-------- Data supplied

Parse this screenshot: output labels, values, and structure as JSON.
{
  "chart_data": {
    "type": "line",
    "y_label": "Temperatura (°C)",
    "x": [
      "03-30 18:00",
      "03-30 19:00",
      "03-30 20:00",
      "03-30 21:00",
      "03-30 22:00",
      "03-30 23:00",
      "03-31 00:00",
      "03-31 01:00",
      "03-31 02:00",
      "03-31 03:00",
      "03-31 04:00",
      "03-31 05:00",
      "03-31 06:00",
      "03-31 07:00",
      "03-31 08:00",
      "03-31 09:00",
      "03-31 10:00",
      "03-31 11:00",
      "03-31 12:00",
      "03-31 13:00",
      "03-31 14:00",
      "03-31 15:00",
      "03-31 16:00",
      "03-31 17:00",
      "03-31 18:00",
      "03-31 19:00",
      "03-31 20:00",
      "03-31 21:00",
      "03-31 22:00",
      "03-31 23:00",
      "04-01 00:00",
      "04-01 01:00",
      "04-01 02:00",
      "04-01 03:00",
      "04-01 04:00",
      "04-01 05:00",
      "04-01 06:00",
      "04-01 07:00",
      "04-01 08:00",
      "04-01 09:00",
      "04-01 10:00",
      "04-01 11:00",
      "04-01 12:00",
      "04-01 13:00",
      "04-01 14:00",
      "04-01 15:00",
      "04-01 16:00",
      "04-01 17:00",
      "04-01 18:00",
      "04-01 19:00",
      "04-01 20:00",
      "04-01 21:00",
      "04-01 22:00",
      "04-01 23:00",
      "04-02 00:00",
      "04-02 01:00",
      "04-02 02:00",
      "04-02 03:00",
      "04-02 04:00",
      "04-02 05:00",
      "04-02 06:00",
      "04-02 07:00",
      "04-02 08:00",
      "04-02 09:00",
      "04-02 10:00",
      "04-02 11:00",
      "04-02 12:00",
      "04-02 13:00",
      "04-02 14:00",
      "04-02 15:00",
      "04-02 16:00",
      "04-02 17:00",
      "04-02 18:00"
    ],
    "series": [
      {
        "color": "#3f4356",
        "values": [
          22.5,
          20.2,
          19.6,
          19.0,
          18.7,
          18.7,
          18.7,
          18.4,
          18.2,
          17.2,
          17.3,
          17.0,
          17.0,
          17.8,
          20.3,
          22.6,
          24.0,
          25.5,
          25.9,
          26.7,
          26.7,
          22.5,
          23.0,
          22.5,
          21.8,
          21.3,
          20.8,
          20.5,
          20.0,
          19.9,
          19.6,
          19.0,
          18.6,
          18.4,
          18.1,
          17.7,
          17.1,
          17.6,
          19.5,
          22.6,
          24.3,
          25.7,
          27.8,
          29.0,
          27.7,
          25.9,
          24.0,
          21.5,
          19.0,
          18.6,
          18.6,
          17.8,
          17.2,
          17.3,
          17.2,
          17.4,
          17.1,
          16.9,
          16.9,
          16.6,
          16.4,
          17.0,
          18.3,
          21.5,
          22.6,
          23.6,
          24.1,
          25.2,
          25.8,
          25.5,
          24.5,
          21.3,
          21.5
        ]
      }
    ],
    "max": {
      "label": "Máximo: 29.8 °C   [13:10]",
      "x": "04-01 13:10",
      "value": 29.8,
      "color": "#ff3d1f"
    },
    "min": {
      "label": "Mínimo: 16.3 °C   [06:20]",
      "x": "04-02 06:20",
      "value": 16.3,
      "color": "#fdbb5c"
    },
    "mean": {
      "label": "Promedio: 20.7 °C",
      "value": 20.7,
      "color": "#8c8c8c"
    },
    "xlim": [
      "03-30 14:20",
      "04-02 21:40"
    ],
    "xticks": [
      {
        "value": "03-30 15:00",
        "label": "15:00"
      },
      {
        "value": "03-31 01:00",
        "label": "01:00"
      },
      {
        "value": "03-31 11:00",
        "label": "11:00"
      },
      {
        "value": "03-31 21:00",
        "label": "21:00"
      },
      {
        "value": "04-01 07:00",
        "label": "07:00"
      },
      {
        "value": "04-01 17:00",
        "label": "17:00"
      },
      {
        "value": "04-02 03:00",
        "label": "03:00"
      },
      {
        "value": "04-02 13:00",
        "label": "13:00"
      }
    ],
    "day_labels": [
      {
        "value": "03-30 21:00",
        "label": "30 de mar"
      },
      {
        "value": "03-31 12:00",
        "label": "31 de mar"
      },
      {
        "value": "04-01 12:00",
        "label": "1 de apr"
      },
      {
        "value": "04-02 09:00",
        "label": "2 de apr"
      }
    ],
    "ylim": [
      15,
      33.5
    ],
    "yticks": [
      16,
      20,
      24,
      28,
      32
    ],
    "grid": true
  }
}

----------------

__What you need to do__
Quote the data above in full, changing nothing.

__Complete response__
Parse this screenshot: output labels, values, and structure as JSON.
{
  "chart_data": {
    "type": "line",
    "y_label": "Temperatura (°C)",
    "x": [
      "03-30 18:00",
      "03-30 19:00",
      "03-30 20:00",
      "03-30 21:00",
      "03-30 22:00",
      "03-30 23:00",
      "03-31 00:00",
      "03-31 01:00",
      "03-31 02:00",
      "03-31 03:00",
      "03-31 04:00",
      "03-31 05:00",
      "03-31 06:00",
      "03-31 07:00",
      "03-31 08:00",
      "03-31 09:00",
      "03-31 10:00",
      "03-31 11:00",
      "03-31 12:00",
      "03-31 13:00",
      "03-31 14:00",
      "03-31 15:00",
      "03-31 16:00",
      "03-31 17:00",
      "03-31 18:00",
      "03-31 19:00",
      "03-31 20:00",
      "03-31 21:00",
      "03-31 22:00",
      "03-31 23:00",
      "04-01 00:00",
      "04-01 01:00",
      "04-01 02:00",
      "04-01 03:00",
      "04-01 04:00",
      "04-01 05:00",
      "04-01 06:00",
      "04-01 07:00",
      "04-01 08:00",
      "04-01 09:00",
      "04-01 10:00",
      "04-01 11:00",
      "04-01 12:00",
      "04-01 13:00",
      "04-01 14:00",
      "04-01 15:00",
      "04-01 16:00",
      "04-01 17:00",
      "04-01 18:00",
      "04-01 19:00",
      "04-01 20:00",
      "04-01 21:00",
      "04-01 22:00",
      "04-01 23:00",
      "04-02 00:00",
      "04-02 01:00",
      "04-02 02:00",
      "04-02 03:00",
      "04-02 04:00",
      "04-02 05:00",
      "04-02 06:00",
      "04-02 07:00",
      "04-02 08:00",
      "04-02 09:00",
      "04-02 10:00",
      "04-02 11:00",
      "04-02 12:00",
      "04-02 13:00",
      "04-02 14:00",
      "04-02 15:00",
      "04-02 16:00",
      "04-02 17:00",
      "04-02 18:00"
    ],
    "series": [
      {
        "color": "#3f4356",
        "values": [
          22.5,
          20.2,
          19.6,
          19.0,
          18.7,
          18.7,
          18.7,
          18.4,
          18.2,
          17.2,
          17.3,
          17.0,
          17.0,
          17.8,
          20.3,
          22.6,
          24.0,
          25.5,
          25.9,
          26.7,
          26.7,
          22.5,
          23.0,
          22.5,
          21.8,
          21.3,
          20.8,
          20.5,
          20.0,
          19.9,
          19.6,
          19.0,
          18.6,
          18.4,
          18.1,
          17.7,
          17.1,
          17.6,
          19.5,
          22.6,
          24.3,
          25.7,
          27.8,
          29.0,
          27.7,
          25.9,
          24.0,
          21.5,
          19.0,
          18.6,
          18.6,
          17.8,
          17.2,
          17.3,
          17.2,
          17.4,
          17.1,
          16.9,
          16.9,
          16.6,
          16.4,
          17.0,
          18.3,
          21.5,
          22.6,
          23.6,
          24.1,
          25.2,
          25.8,
          25.5,
          24.5,
          21.3,
          21.5
        ]
      }
    ],
    "max": {
      "label": "Máximo: 29.8 °C   [13:10]",
      "x": "04-01 13:10",
      "value": 29.8,
      "color": "#ff3d1f"
    },
    "min": {
      "label": "Mínimo: 16.3 °C   [06:20]",
      "x": "04-02 06:20",
      "value": 16.3,
      "color": "#fdbb5c"
    },
    "mean": {
      "label": "Promedio: 20.7 °C",
      "value": 20.7,
      "color": "#8c8c8c"
    },
    "xlim": [
      "03-30 14:20",
      "04-02 21:40"
    ],
    "xticks": [
      {
        "value": "03-30 15:00",
        "label": "15:00"
      },
      {
        "value": "03-31 01:00",
        "label": "01:00"
      },
      {
        "value": "03-31 11:00",
        "label": "11:00"
      },
      {
        "value": "03-31 21:00",
        "label": "21:00"
      },
      {
        "value": "04-01 07:00",
        "label": "07:00"
      },
      {
        "value": "04-01 17:00",
        "label": "17:00"
      },
      {
        "value": "04-02 03:00",
        "label": "03:00"
      },
      {
        "value": "04-02 13:00",
        "label": "13:00"
      }
    ],
    "day_labels": [
      {
        "value": "03-30 21:00",
        "label": "30 de mar"
      },
      {
        "value": "03-31 12:00",
        "label": "31 de mar"
      },
      {
        "value": "04-01 12:00",
        "label": "1 de apr"
      },
      {
        "value": "04-02 09:00",
        "label": "2 de apr"
      }
    ],
    "ylim": [
      15,
      33.5
    ],
    "yticks": [
      16,
      20,
      24,
      28,
      32
    ],
    "grid": true
  }
}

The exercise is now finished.